*Written instruction*. Please write out the complete listing that follows, exactly as it reads.

Records contained in a dataset

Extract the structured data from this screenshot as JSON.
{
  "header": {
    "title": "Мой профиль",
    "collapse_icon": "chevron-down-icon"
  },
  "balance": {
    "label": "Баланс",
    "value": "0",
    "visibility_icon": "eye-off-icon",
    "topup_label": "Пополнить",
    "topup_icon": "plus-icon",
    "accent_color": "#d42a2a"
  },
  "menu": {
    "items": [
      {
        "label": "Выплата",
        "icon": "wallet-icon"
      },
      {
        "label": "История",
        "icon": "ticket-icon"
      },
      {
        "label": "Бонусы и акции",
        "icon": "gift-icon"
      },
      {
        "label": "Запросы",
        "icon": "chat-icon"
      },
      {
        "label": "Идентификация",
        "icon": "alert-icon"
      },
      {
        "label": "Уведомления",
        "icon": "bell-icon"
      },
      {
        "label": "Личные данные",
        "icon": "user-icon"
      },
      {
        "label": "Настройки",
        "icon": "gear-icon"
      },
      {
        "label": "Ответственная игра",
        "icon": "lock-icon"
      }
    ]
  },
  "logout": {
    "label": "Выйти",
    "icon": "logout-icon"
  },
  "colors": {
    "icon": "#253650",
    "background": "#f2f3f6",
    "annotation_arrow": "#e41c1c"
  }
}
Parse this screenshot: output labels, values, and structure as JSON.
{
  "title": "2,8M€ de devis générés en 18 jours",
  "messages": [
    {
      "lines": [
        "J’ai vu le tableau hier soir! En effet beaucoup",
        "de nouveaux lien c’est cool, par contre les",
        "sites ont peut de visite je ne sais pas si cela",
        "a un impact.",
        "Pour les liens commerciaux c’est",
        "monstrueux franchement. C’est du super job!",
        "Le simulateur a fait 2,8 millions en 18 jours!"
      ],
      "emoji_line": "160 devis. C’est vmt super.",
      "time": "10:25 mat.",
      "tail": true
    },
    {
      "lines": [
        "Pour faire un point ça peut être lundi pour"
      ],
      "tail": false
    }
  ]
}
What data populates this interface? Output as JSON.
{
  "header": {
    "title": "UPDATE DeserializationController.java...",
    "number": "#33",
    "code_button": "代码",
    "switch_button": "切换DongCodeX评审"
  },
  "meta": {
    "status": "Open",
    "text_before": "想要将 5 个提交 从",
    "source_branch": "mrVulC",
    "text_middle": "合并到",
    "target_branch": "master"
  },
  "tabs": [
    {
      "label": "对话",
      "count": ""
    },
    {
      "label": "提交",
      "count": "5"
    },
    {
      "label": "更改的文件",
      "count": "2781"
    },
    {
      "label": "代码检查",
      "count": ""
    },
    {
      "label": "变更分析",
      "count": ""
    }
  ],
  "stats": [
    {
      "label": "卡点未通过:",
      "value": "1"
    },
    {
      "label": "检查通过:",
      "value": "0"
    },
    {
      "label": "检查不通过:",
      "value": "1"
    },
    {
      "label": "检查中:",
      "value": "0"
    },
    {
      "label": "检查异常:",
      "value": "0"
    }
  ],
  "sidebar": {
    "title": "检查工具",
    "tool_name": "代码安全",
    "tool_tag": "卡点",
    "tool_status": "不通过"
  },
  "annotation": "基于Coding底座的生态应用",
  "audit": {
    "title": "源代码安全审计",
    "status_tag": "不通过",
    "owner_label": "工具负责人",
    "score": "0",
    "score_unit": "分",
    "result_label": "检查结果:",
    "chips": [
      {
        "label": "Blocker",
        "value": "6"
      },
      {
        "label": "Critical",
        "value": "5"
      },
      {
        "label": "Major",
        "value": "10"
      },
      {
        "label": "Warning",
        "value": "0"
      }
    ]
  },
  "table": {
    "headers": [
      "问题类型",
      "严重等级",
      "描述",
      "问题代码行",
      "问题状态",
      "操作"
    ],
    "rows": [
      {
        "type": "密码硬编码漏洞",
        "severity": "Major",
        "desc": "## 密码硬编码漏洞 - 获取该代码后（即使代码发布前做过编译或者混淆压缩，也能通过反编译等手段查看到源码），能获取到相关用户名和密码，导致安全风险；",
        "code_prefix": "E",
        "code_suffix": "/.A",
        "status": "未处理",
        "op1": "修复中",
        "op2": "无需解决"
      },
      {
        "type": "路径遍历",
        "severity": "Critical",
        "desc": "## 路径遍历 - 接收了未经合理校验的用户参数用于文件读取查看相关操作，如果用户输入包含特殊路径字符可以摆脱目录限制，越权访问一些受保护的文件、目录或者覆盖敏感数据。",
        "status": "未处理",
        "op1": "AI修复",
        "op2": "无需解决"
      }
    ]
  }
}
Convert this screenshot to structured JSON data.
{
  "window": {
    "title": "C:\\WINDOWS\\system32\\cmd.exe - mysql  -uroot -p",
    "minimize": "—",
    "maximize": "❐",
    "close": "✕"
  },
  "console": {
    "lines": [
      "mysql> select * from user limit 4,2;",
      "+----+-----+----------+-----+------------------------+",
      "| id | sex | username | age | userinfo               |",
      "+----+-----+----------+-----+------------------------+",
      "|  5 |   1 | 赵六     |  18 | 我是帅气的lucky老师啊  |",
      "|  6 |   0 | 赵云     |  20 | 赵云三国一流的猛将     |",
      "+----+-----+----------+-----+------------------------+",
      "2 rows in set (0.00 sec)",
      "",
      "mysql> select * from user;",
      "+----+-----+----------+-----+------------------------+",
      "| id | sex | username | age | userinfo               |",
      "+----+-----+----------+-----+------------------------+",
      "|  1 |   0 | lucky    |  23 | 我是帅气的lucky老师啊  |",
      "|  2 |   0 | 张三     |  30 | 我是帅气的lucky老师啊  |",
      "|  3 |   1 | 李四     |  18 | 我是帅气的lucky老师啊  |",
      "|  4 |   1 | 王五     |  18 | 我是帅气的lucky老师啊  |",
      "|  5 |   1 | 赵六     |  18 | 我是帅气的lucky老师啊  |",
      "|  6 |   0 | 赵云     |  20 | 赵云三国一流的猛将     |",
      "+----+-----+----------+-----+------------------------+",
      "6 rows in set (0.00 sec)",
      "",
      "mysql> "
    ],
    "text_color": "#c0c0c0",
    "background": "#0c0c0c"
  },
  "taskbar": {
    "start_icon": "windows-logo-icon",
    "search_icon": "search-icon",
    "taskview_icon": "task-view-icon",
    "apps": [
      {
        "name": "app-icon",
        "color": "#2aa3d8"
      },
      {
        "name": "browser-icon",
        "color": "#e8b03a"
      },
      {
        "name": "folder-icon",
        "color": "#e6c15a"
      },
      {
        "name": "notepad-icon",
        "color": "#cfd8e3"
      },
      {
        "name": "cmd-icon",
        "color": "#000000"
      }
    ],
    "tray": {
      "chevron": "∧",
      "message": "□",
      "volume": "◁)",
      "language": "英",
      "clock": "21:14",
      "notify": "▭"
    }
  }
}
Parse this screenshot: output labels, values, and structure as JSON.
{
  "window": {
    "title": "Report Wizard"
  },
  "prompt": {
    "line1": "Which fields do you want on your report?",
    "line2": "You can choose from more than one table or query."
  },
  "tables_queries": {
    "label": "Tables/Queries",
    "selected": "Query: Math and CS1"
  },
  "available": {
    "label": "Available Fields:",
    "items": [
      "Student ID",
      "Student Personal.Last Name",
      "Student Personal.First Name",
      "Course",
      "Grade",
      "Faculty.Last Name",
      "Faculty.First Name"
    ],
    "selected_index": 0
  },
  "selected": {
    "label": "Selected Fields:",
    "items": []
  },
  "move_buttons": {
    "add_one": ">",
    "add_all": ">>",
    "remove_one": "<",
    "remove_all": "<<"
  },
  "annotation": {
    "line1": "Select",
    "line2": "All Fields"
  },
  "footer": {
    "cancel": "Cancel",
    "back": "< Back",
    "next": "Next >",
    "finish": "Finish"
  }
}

*Answer to this exercise*.
Extract the structured data from this screenshot as JSON.
{
  "header": {
    "title": "Мой профиль",
    "collapse_icon": "chevron-down-icon"
  },
  "balance": {
    "label": "Баланс",
    "value": "0",
    "visibility_icon": "eye-off-icon",
    "topup_label": "Пополнить",
    "topup_icon": "plus-icon",
    "accent_color": "#d42a2a"
  },
  "menu": {
    "items": [
      {
        "label": "Выплата",
        "icon": "wallet-icon"
      },
      {
        "label": "История",
        "icon": "ticket-icon"
      },
      {
        "label": "Бонусы и акции",
        "icon": "gift-icon"
      },
      {
        "label": "Запросы",
        "icon": "chat-icon"
      },
      {
        "label": "Идентификация",
        "icon": "alert-icon"
      },
      {
        "label": "Уведомления",
        "icon": "bell-icon"
      },
      {
        "label": "Личные данные",
        "icon": "user-icon"
      },
      {
        "label": "Настройки",
        "icon": "gear-icon"
      },
      {
        "label": "Ответственная игра",
        "icon": "lock-icon"
      }
    ]
  },
  "logout": {
    "label": "Выйти",
    "icon": "logout-icon"
  },
  "colors": {
    "icon": "#253650",
    "background": "#f2f3f6",
    "annotation_arrow": "#e41c1c"
  }
}
Parse this screenshot: output labels, values, and structure as JSON.
{
  "title": "2,8M€ de devis générés en 18 jours",
  "messages": [
    {
      "lines": [
        "J’ai vu le tableau hier soir! En effet beaucoup",
        "de nouveaux lien c’est cool, par contre les",
        "sites ont peut de visite je ne sais pas si cela",
        "a un impact.",
        "Pour les liens commerciaux c’est",
        "monstrueux franchement. C’est du super job!",
        "Le simulateur a fait 2,8 millions en 18 jours!"
      ],
      "emoji_line": "160 devis. C’est vmt super.",
      "time": "10:25 mat.",
      "tail": true
    },
    {
      "lines": [
        "Pour faire un point ça peut être lundi pour"
      ],
      "tail": false
    }
  ]
}
What data populates this interface? Output as JSON.
{
  "header": {
    "title": "UPDATE DeserializationController.java...",
    "number": "#33",
    "code_button": "代码",
    "switch_button": "切换DongCodeX评审"
  },
  "meta": {
    "status": "Open",
    "text_before": "想要将 5 个提交 从",
    "source_branch": "mrVulC",
    "text_middle": "合并到",
    "target_branch": "master"
  },
  "tabs": [
    {
      "label": "对话",
      "count": ""
    },
    {
      "label": "提交",
      "count": "5"
    },
    {
      "label": "更改的文件",
      "count": "2781"
    },
    {
      "label": "代码检查",
      "count": ""
    },
    {
      "label": "变更分析",
      "count": ""
    }
  ],
  "stats": [
    {
      "label": "卡点未通过:",
      "value": "1"
    },
    {
      "label": "检查通过:",
      "value": "0"
    },
    {
      "label": "检查不通过:",
      "value": "1"
    },
    {
      "label": "检查中:",
      "value": "0"
    },
    {
      "label": "检查异常:",
      "value": "0"
    }
  ],
  "sidebar": {
    "title": "检查工具",
    "tool_name": "代码安全",
    "tool_tag": "卡点",
    "tool_status": "不通过"
  },
  "annotation": "基于Coding底座的生态应用",
  "audit": {
    "title": "源代码安全审计",
    "status_tag": "不通过",
    "owner_label": "工具负责人",
    "score": "0",
    "score_unit": "分",
    "result_label": "检查结果:",
    "chips": [
      {
        "label": "Blocker",
        "value": "6"
      },
      {
        "label": "Critical",
        "value": "5"
      },
      {
        "label": "Major",
        "value": "10"
      },
      {
        "label": "Warning",
        "value": "0"
      }
    ]
  },
  "table": {
    "headers": [
      "问题类型",
      "严重等级",
      "描述",
      "问题代码行",
      "问题状态",
      "操作"
    ],
    "rows": [
      {
        "type": "密码硬编码漏洞",
        "severity": "Major",
        "desc": "## 密码硬编码漏洞 - 获取该代码后（即使代码发布前做过编译或者混淆压缩，也能通过反编译等手段查看到源码），能获取到相关用户名和密码，导致安全风险；",
        "code_prefix": "E",
        "code_suffix": "/.A",
        "status": "未处理",
        "op1": "修复中",
        "op2": "无需解决"
      },
      {
        "type": "路径遍历",
        "severity": "Critical",
        "desc": "## 路径遍历 - 接收了未经合理校验的用户参数用于文件读取查看相关操作，如果用户输入包含特殊路径字符可以摆脱目录限制，越权访问一些受保护的文件、目录或者覆盖敏感数据。",
        "status": "未处理",
        "op1": "AI修复",
        "op2": "无需解决"
      }
    ]
  }
}
Convert this screenshot to structured JSON data.
{
  "window": {
    "title": "C:\\WINDOWS\\system32\\cmd.exe - mysql  -uroot -p",
    "minimize": "—",
    "maximize": "❐",
    "close": "✕"
  },
  "console": {
    "lines": [
      "mysql> select * from user limit 4,2;",
      "+----+-----+----------+-----+------------------------+",
      "| id | sex | username | age | userinfo               |",
      "+----+-----+----------+-----+------------------------+",
      "|  5 |   1 | 赵六     |  18 | 我是帅气的lucky老师啊  |",
      "|  6 |   0 | 赵云     |  20 | 赵云三国一流的猛将     |",
      "+----+-----+----------+-----+------------------------+",
      "2 rows in set (0.00 sec)",
      "",
      "mysql> select * from user;",
      "+----+-----+----------+-----+------------------------+",
      "| id | sex | username | age | userinfo               |",
      "+----+-----+----------+-----+------------------------+",
      "|  1 |   0 | lucky    |  23 | 我是帅气的lucky老师啊  |",
      "|  2 |   0 | 张三     |  30 | 我是帅气的lucky老师啊  |",
      "|  3 |   1 | 李四     |  18 | 我是帅气的lucky老师啊  |",
      "|  4 |   1 | 王五     |  18 | 我是帅气的lucky老师啊  |",
      "|  5 |   1 | 赵六     |  18 | 我是帅气的lucky老师啊  |",
      "|  6 |   0 | 赵云     |  20 | 赵云三国一流的猛将     |",
      "+----+-----+----------+-----+------------------------+",
      "6 rows in set (0.00 sec)",
      "",
      "mysql> "
    ],
    "text_color": "#c0c0c0",
    "background": "#0c0c0c"
  },
  "taskbar": {
    "start_icon": "windows-logo-icon",
    "search_icon": "search-icon",
    "taskview_icon": "task-view-icon",
    "apps": [
      {
        "name": "app-icon",
        "color": "#2aa3d8"
      },
      {
        "name": "browser-icon",
        "color": "#e8b03a"
      },
      {
        "name": "folder-icon",
        "color": "#e6c15a"
      },
      {
        "name": "notepad-icon",
        "color": "#cfd8e3"
      },
      {
        "name": "cmd-icon",
        "color": "#000000"
      }
    ],
    "tray": {
      "chevron": "∧",
      "message": "□",
      "volume": "◁)",
      "language": "英",
      "clock": "21:14",
      "notify": "▭"
    }
  }
}
Parse this screenshot: output labels, values, and structure as JSON.
{
  "window": {
    "title": "Report Wizard"
  },
  "prompt": {
    "line1": "Which fields do you want on your report?",
    "line2": "You can choose from more than one table or query."
  },
  "tables_queries": {
    "label": "Tables/Queries",
    "selected": "Query: Math and CS1"
  },
  "available": {
    "label": "Available Fields:",
    "items": [
      "Student ID",
      "Student Personal.Last Name",
      "Student Personal.First Name",
      "Course",
      "Grade",
      "Faculty.Last Name",
      "Faculty.First Name"
    ],
    "selected_index": 0
  },
  "selected": {
    "label": "Selected Fields:",
    "items": []
  },
  "move_buttons": {
    "add_one": ">",
    "add_all": ">>",
    "remove_one": "<",
    "remove_all": "<<"
  },
  "annotation": {
    "line1": "Select",
    "line2": "All Fields"
  },
  "footer": {
    "cancel": "Cancel",
    "back": "< Back",
    "next": "Next >",
    "finish": "Finish"
  }
}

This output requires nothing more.